• [WRITTEN EXERCISE]: Reproduce the listing below in its entirety. Change nothing.

• [AVAILABLE RECORDS]:
━━━━━━

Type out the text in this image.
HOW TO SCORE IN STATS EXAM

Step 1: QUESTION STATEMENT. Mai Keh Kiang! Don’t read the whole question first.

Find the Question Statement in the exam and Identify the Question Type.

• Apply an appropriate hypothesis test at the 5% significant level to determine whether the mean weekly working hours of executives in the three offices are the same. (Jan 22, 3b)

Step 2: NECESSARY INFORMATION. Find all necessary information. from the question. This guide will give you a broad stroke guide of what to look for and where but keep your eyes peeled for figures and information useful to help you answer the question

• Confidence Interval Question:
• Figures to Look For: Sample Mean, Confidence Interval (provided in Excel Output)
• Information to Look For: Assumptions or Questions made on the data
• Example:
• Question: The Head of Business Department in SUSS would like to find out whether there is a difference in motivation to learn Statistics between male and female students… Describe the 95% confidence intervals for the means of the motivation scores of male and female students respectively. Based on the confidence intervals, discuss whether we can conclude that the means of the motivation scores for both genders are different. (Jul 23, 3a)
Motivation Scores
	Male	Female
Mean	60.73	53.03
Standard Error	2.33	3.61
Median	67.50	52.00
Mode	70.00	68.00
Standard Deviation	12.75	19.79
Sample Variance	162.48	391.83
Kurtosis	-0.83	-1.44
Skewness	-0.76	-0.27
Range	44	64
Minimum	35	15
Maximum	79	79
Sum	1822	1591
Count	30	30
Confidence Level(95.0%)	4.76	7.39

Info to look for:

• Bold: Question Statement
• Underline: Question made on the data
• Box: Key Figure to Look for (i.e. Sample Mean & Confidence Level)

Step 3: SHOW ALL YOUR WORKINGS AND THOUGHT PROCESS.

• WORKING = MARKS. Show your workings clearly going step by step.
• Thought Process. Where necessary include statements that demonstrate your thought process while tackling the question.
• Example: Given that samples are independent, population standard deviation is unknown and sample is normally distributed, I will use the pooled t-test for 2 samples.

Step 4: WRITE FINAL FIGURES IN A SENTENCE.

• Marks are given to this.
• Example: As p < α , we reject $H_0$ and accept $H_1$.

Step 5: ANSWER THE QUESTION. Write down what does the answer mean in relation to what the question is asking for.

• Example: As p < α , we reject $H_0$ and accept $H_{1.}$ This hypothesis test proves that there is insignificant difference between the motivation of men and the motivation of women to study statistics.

━━━━━━

• [TASK RESULT]:
Type out the text in this image.
HOW TO SCORE IN STATS EXAM

Step 1: QUESTION STATEMENT. Mai Keh Kiang! Don’t read the whole question first.

Find the Question Statement in the exam and Identify the Question Type.

• Apply an appropriate hypothesis test at the 5% significant level to determine whether the mean weekly working hours of executives in the three offices are the same. (Jan 22, 3b)

Step 2: NECESSARY INFORMATION. Find all necessary information. from the question. This guide will give you a broad stroke guide of what to look for and where but keep your eyes peeled for figures and information useful to help you answer the question

• Confidence Interval Question:
• Figures to Look For: Sample Mean, Confidence Interval (provided in Excel Output)
• Information to Look For: Assumptions or Questions made on the data
• Example:
• Question: The Head of Business Department in SUSS would like to find out whether there is a difference in motivation to learn Statistics between male and female students… Describe the 95% confidence intervals for the means of the motivation scores of male and female students respectively. Based on the confidence intervals, discuss whether we can conclude that the means of the motivation scores for both genders are different. (Jul 23, 3a)
Motivation Scores
	Male	Female
Mean	60.73	53.03
Standard Error	2.33	3.61
Median	67.50	52.00
Mode	70.00	68.00
Standard Deviation	12.75	19.79
Sample Variance	162.48	391.83
Kurtosis	-0.83	-1.44
Skewness	-0.76	-0.27
Range	44	64
Minimum	35	15
Maximum	79	79
Sum	1822	1591
Count	30	30
Confidence Level(95.0%)	4.76	7.39

Info to look for:

• Bold: Question Statement
• Underline: Question made on the data
• Box: Key Figure to Look for (i.e. Sample Mean & Confidence Level)

Step 3: SHOW ALL YOUR WORKINGS AND THOUGHT PROCESS.

• WORKING = MARKS. Show your workings clearly going step by step.
• Thought Process. Where necessary include statements that demonstrate your thought process while tackling the question.
• Example: Given that samples are independent, population standard deviation is unknown and sample is normally distributed, I will use the pooled t-test for 2 samples.

Step 4: WRITE FINAL FIGURES IN A SENTENCE.

• Marks are given to this.
• Example: As p < α , we reject $H_0$ and accept $H_1$.

Step 5: ANSWER THE QUESTION. Write down what does the answer mean in relation to what the question is asking for.

• Example: As p < α , we reject $H_0$ and accept $H_{1.}$ This hypothesis test proves that there is insignificant difference between the motivation of men and the motivation of women to study statistics.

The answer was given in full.